[Begin Records supplied]

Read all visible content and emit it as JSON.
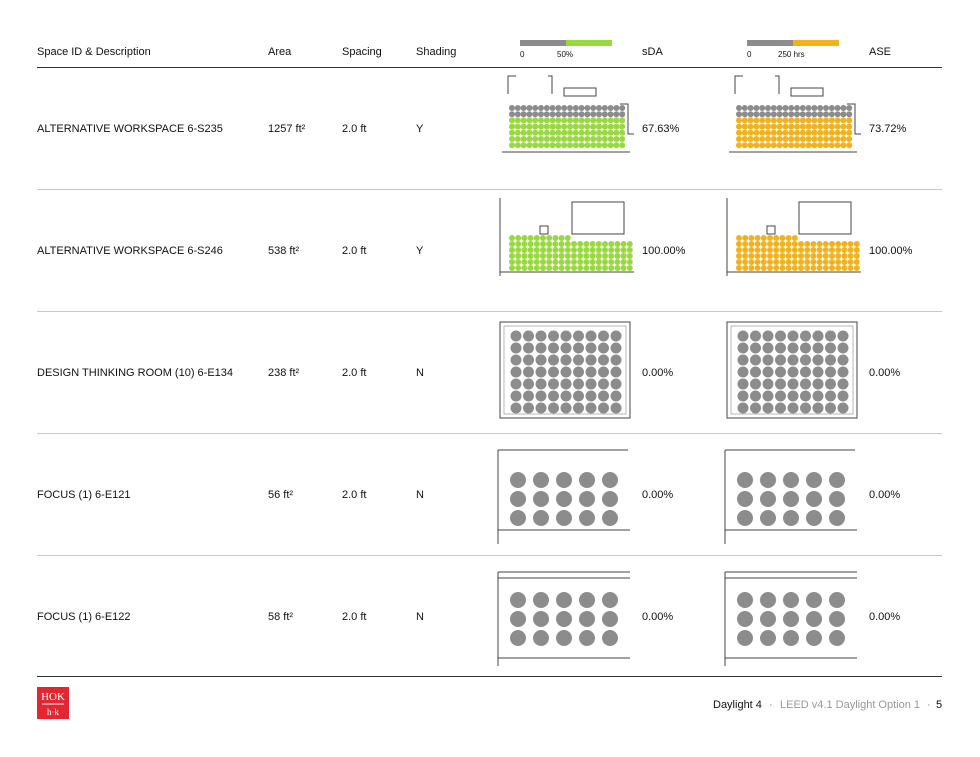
{
  "header": {
    "space_id": "Space ID & Description",
    "area": "Area",
    "spacing": "Spacing",
    "shading": "Shading",
    "sda": "sDA",
    "ase": "ASE",
    "sda_legend": {
      "min": "0",
      "mid": "50%",
      "low_color": "#8c8c8c",
      "high_color": "#97d93e"
    },
    "ase_legend": {
      "min": "0",
      "mid": "250 hrs",
      "low_color": "#8c8c8c",
      "high_color": "#f2b21e"
    }
  },
  "rows": [
    {
      "space": "ALTERNATIVE WORKSPACE 6-S235",
      "area": "1257 ft²",
      "spacing": "2.0 ft",
      "shading": "Y",
      "sda": "67.63%",
      "ase": "73.72%",
      "sda_fraction": 0.68,
      "ase_fraction": 0.74
    },
    {
      "space": "ALTERNATIVE WORKSPACE 6-S246",
      "area": "538 ft²",
      "spacing": "2.0 ft",
      "shading": "Y",
      "sda": "100.00%",
      "ase": "100.00%",
      "sda_fraction": 1.0,
      "ase_fraction": 1.0
    },
    {
      "space": "DESIGN THINKING ROOM (10) 6-E134",
      "area": "238 ft²",
      "spacing": "2.0 ft",
      "shading": "N",
      "sda": "0.00%",
      "ase": "0.00%",
      "sda_fraction": 0,
      "ase_fraction": 0
    },
    {
      "space": "FOCUS (1) 6-E121",
      "area": "56 ft²",
      "spacing": "2.0 ft",
      "shading": "N",
      "sda": "0.00%",
      "ase": "0.00%",
      "sda_fraction": 0,
      "ase_fraction": 0
    },
    {
      "space": "FOCUS (1) 6-E122",
      "area": "58 ft²",
      "spacing": "2.0 ft",
      "shading": "N",
      "sda": "0.00%",
      "ase": "0.00%",
      "sda_fraction": 0,
      "ase_fraction": 0
    }
  ],
  "colors": {
    "grey_point": "#8c8c8c",
    "sda_point": "#97d93e",
    "ase_point": "#f2b21e",
    "brand": "#e3262f"
  },
  "footer": {
    "section": "Daylight 4",
    "separator": "·",
    "subtitle": "LEED v4.1 Daylight Option 1",
    "page": "5",
    "logo_text": "HOK"
  }
}
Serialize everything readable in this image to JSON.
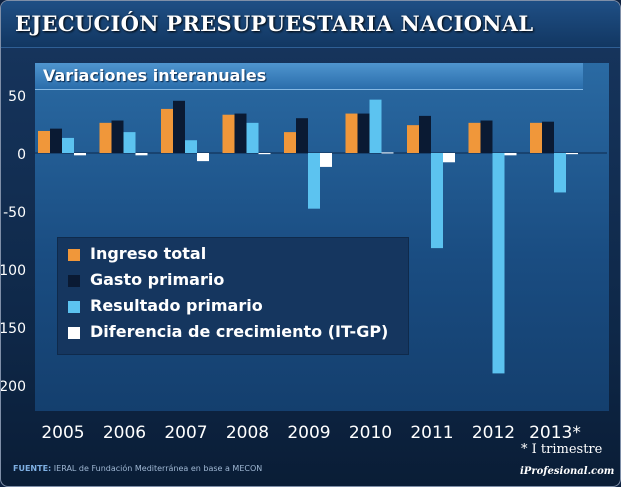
{
  "header": {
    "title": "EJECUCIÓN PRESUPUESTARIA NACIONAL"
  },
  "chart_data": {
    "type": "bar",
    "subtitle": "Variaciones interanuales",
    "categories": [
      "2005",
      "2006",
      "2007",
      "2008",
      "2009",
      "2010",
      "2011",
      "2012",
      "2013*"
    ],
    "series": [
      {
        "name": "Ingreso total",
        "color": "#f0973a",
        "values": [
          19,
          26,
          38,
          33,
          18,
          34,
          24,
          26,
          26
        ]
      },
      {
        "name": "Gasto primario",
        "color": "#0a1a33",
        "values": [
          21,
          28,
          45,
          34,
          30,
          34,
          32,
          28,
          27
        ]
      },
      {
        "name": "Resultado primario",
        "color": "#5cc3f0",
        "values": [
          13,
          18,
          11,
          26,
          -48,
          46,
          -82,
          -190,
          -34
        ]
      },
      {
        "name": "Diferencia de crecimiento (IT-GP)",
        "color": "#ffffff",
        "values": [
          -2,
          -2,
          -7,
          -1,
          -12,
          0.5,
          -8,
          -2,
          -1
        ]
      }
    ],
    "yticks": [
      50,
      0,
      -50,
      -100,
      -150,
      -200
    ],
    "ylim": [
      -220,
      50
    ],
    "grid": false,
    "legend_position": "lower-left",
    "footnote": "* I trimestre"
  },
  "footer": {
    "source_label": "FUENTE:",
    "source_text": "IERAL de Fundación Mediterránea en base a MECON",
    "brand": "iProfesional.com"
  }
}
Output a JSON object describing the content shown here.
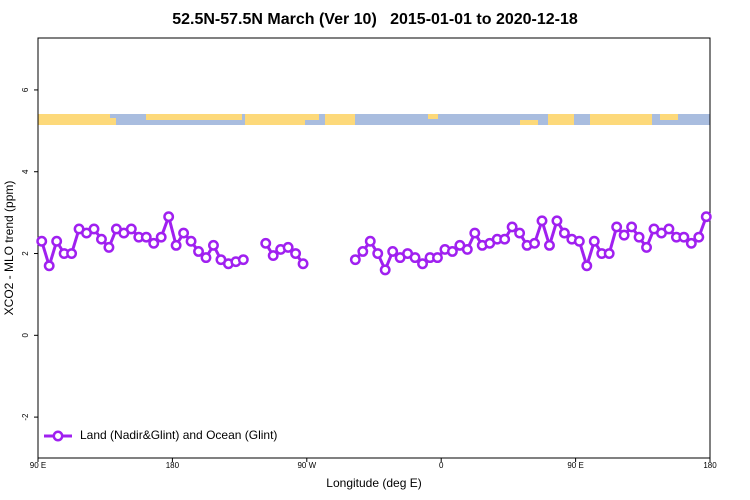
{
  "chart_data": {
    "type": "line",
    "title": "52.5N-57.5N March (Ver 10)   2015-01-01 to 2020-12-18",
    "x_label": "Longitude (deg E)",
    "y_label": "XCO2 - MLO trend (ppm)",
    "xlim": [
      90,
      540
    ],
    "xticks": [
      {
        "value": 90,
        "label": "90 E"
      },
      180,
      {
        "value": 270,
        "label": "90 W"
      },
      {
        "value": 360,
        "label": "0"
      },
      {
        "value": 450,
        "label": "90 E"
      },
      {
        "value": 540,
        "label": "180"
      }
    ],
    "ylim": [
      -3.0,
      7.27
    ],
    "yticks": [
      -2,
      0,
      2,
      4,
      6
    ],
    "legend": "bottom-left",
    "series": [
      {
        "name": "Land (Nadir&Glint) and Ocean (Glint)",
        "color": "#a020f0",
        "x": [
          92.5,
          97.5,
          102.5,
          107.5,
          112.5,
          117.5,
          122.5,
          127.5,
          132.5,
          137.5,
          142.5,
          147.5,
          152.5,
          157.5,
          162.5,
          167.5,
          172.5,
          177.5,
          182.5,
          187.5,
          192.5,
          197.5,
          202.5,
          207.5,
          212.5,
          217.5,
          222.5,
          227.5,
          232.5,
          237.5,
          242.5,
          247.5,
          252.5,
          257.5,
          262.5,
          267.5,
          272.5,
          277.5,
          282.5,
          287.5,
          292.5,
          297.5,
          302.5,
          307.5,
          312.5,
          317.5,
          322.5,
          327.5,
          332.5,
          337.5,
          342.5,
          347.5,
          352.5,
          357.5,
          362.5,
          367.5,
          372.5,
          377.5,
          382.5,
          387.5,
          392.5,
          397.5,
          402.5,
          407.5,
          412.5,
          417.5,
          422.5,
          427.5,
          432.5,
          437.5,
          442.5,
          447.5,
          452.5,
          457.5,
          462.5,
          467.5,
          472.5,
          477.5,
          482.5,
          487.5,
          492.5,
          497.5,
          502.5,
          507.5,
          512.5,
          517.5,
          522.5,
          527.5,
          532.5,
          537.5
        ],
        "values": [
          2.3,
          1.7,
          2.3,
          2.0,
          2.0,
          2.6,
          2.5,
          2.6,
          2.35,
          2.15,
          2.6,
          2.5,
          2.6,
          2.4,
          2.4,
          2.25,
          2.4,
          2.9,
          2.2,
          2.5,
          2.3,
          2.05,
          1.9,
          2.2,
          1.85,
          1.75,
          1.8,
          1.85,
          null,
          null,
          2.25,
          1.95,
          2.1,
          2.15,
          2.0,
          1.75,
          null,
          null,
          null,
          null,
          null,
          null,
          1.85,
          2.05,
          2.3,
          2.0,
          1.6,
          2.05,
          1.9,
          2.0,
          1.9,
          1.75,
          1.9,
          1.9,
          2.1,
          2.05,
          2.2,
          2.1,
          2.5,
          2.2,
          2.25,
          2.35,
          2.35,
          2.65,
          2.5,
          2.2,
          2.25,
          2.8,
          2.2,
          2.8,
          2.5,
          2.35,
          2.3,
          1.7,
          2.3,
          2.0,
          2.0,
          2.65,
          2.45,
          2.65,
          2.4,
          2.15,
          2.6,
          2.5,
          2.6,
          2.4,
          2.4,
          2.25,
          2.4,
          2.9
        ]
      }
    ]
  }
}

[End Records supplied]

Your instructions: Using the material above, retype each entry exactly and omit the pictures.

The output:
Read all visible content and emit it as JSON.
{
  "header": {
    "space_id": "Space ID & Description",
    "area": "Area",
    "spacing": "Spacing",
    "shading": "Shading",
    "sda": "sDA",
    "ase": "ASE",
    "sda_legend": {
      "min": "0",
      "mid": "50%",
      "low_color": "#8c8c8c",
      "high_color": "#97d93e"
    },
    "ase_legend": {
      "min": "0",
      "mid": "250 hrs",
      "low_color": "#8c8c8c",
      "high_color": "#f2b21e"
    }
  },
  "rows": [
    {
      "space": "ALTERNATIVE WORKSPACE 6-S235",
      "area": "1257 ft²",
      "spacing": "2.0 ft",
      "shading": "Y",
      "sda": "67.63%",
      "ase": "73.72%",
      "sda_fraction": 0.68,
      "ase_fraction": 0.74
    },
    {
      "space": "ALTERNATIVE WORKSPACE 6-S246",
      "area": "538 ft²",
      "spacing": "2.0 ft",
      "shading": "Y",
      "sda": "100.00%",
      "ase": "100.00%",
      "sda_fraction": 1.0,
      "ase_fraction": 1.0
    },
    {
      "space": "DESIGN THINKING ROOM (10) 6-E134",
      "area": "238 ft²",
      "spacing": "2.0 ft",
      "shading": "N",
      "sda": "0.00%",
      "ase": "0.00%",
      "sda_fraction": 0,
      "ase_fraction": 0
    },
    {
      "space": "FOCUS (1) 6-E121",
      "area": "56 ft²",
      "spacing": "2.0 ft",
      "shading": "N",
      "sda": "0.00%",
      "ase": "0.00%",
      "sda_fraction": 0,
      "ase_fraction": 0
    },
    {
      "space": "FOCUS (1) 6-E122",
      "area": "58 ft²",
      "spacing": "2.0 ft",
      "shading": "N",
      "sda": "0.00%",
      "ase": "0.00%",
      "sda_fraction": 0,
      "ase_fraction": 0
    }
  ],
  "colors": {
    "grey_point": "#8c8c8c",
    "sda_point": "#97d93e",
    "ase_point": "#f2b21e",
    "brand": "#e3262f"
  },
  "footer": {
    "section": "Daylight 4",
    "separator": "·",
    "subtitle": "LEED v4.1 Daylight Option 1",
    "page": "5",
    "logo_text": "HOK"
  }
}
Serialize everything readable in this image to JSON.
{
  "header": {
    "title": "EJECUCIÓN PRESUPUESTARIA NACIONAL"
  },
  "chart_data": {
    "type": "bar",
    "subtitle": "Variaciones interanuales",
    "categories": [
      "2005",
      "2006",
      "2007",
      "2008",
      "2009",
      "2010",
      "2011",
      "2012",
      "2013*"
    ],
    "series": [
      {
        "name": "Ingreso total",
        "color": "#f0973a",
        "values": [
          19,
          26,
          38,
          33,
          18,
          34,
          24,
          26,
          26
        ]
      },
      {
        "name": "Gasto primario",
        "color": "#0a1a33",
        "values": [
          21,
          28,
          45,
          34,
          30,
          34,
          32,
          28,
          27
        ]
      },
      {
        "name": "Resultado primario",
        "color": "#5cc3f0",
        "values": [
          13,
          18,
          11,
          26,
          -48,
          46,
          -82,
          -190,
          -34
        ]
      },
      {
        "name": "Diferencia de crecimiento (IT-GP)",
        "color": "#ffffff",
        "values": [
          -2,
          -2,
          -7,
          -1,
          -12,
          0.5,
          -8,
          -2,
          -1
        ]
      }
    ],
    "yticks": [
      50,
      0,
      -50,
      -100,
      -150,
      -200
    ],
    "ylim": [
      -220,
      50
    ],
    "grid": false,
    "legend_position": "lower-left",
    "footnote": "* I trimestre"
  },
  "footer": {
    "source_label": "FUENTE:",
    "source_text": "IERAL de Fundación Mediterránea en base a MECON",
    "brand": "iProfesional.com"
  }
}
Output a JSON object describing the content shown here.
{
  "chart_data": {
    "type": "line",
    "title": "52.5N-57.5N March (Ver 10)   2015-01-01 to 2020-12-18",
    "x_label": "Longitude (deg E)",
    "y_label": "XCO2 - MLO trend (ppm)",
    "xlim": [
      90,
      540
    ],
    "xticks": [
      {
        "value": 90,
        "label": "90 E"
      },
      180,
      {
        "value": 270,
        "label": "90 W"
      },
      {
        "value": 360,
        "label": "0"
      },
      {
        "value": 450,
        "label": "90 E"
      },
      {
        "value": 540,
        "label": "180"
      }
    ],
    "ylim": [
      -3.0,
      7.27
    ],
    "yticks": [
      -2,
      0,
      2,
      4,
      6
    ],
    "legend": "bottom-left",
    "series": [
      {
        "name": "Land (Nadir&Glint) and Ocean (Glint)",
        "color": "#a020f0",
        "x": [
          92.5,
          97.5,
          102.5,
          107.5,
          112.5,
          117.5,
          122.5,
          127.5,
          132.5,
          137.5,
          142.5,
          147.5,
          152.5,
          157.5,
          162.5,
          167.5,
          172.5,
          177.5,
          182.5,
          187.5,
          192.5,
          197.5,
          202.5,
          207.5,
          212.5,
          217.5,
          222.5,
          227.5,
          232.5,
          237.5,
          242.5,
          247.5,
          252.5,
          257.5,
          262.5,
          267.5,
          272.5,
          277.5,
          282.5,
          287.5,
          292.5,
          297.5,
          302.5,
          307.5,
          312.5,
          317.5,
          322.5,
          327.5,
          332.5,
          337.5,
          342.5,
          347.5,
          352.5,
          357.5,
          362.5,
          367.5,
          372.5,
          377.5,
          382.5,
          387.5,
          392.5,
          397.5,
          402.5,
          407.5,
          412.5,
          417.5,
          422.5,
          427.5,
          432.5,
          437.5,
          442.5,
          447.5,
          452.5,
          457.5,
          462.5,
          467.5,
          472.5,
          477.5,
          482.5,
          487.5,
          492.5,
          497.5,
          502.5,
          507.5,
          512.5,
          517.5,
          522.5,
          527.5,
          532.5,
          537.5
        ],
        "values": [
          2.3,
          1.7,
          2.3,
          2.0,
          2.0,
          2.6,
          2.5,
          2.6,
          2.35,
          2.15,
          2.6,
          2.5,
          2.6,
          2.4,
          2.4,
          2.25,
          2.4,
          2.9,
          2.2,
          2.5,
          2.3,
          2.05,
          1.9,
          2.2,
          1.85,
          1.75,
          1.8,
          1.85,
          null,
          null,
          2.25,
          1.95,
          2.1,
          2.15,
          2.0,
          1.75,
          null,
          null,
          null,
          null,
          null,
          null,
          1.85,
          2.05,
          2.3,
          2.0,
          1.6,
          2.05,
          1.9,
          2.0,
          1.9,
          1.75,
          1.9,
          1.9,
          2.1,
          2.05,
          2.2,
          2.1,
          2.5,
          2.2,
          2.25,
          2.35,
          2.35,
          2.65,
          2.5,
          2.2,
          2.25,
          2.8,
          2.2,
          2.8,
          2.5,
          2.35,
          2.3,
          1.7,
          2.3,
          2.0,
          2.0,
          2.65,
          2.45,
          2.65,
          2.4,
          2.15,
          2.6,
          2.5,
          2.6,
          2.4,
          2.4,
          2.25,
          2.4,
          2.9
        ]
      }
    ]
  }
}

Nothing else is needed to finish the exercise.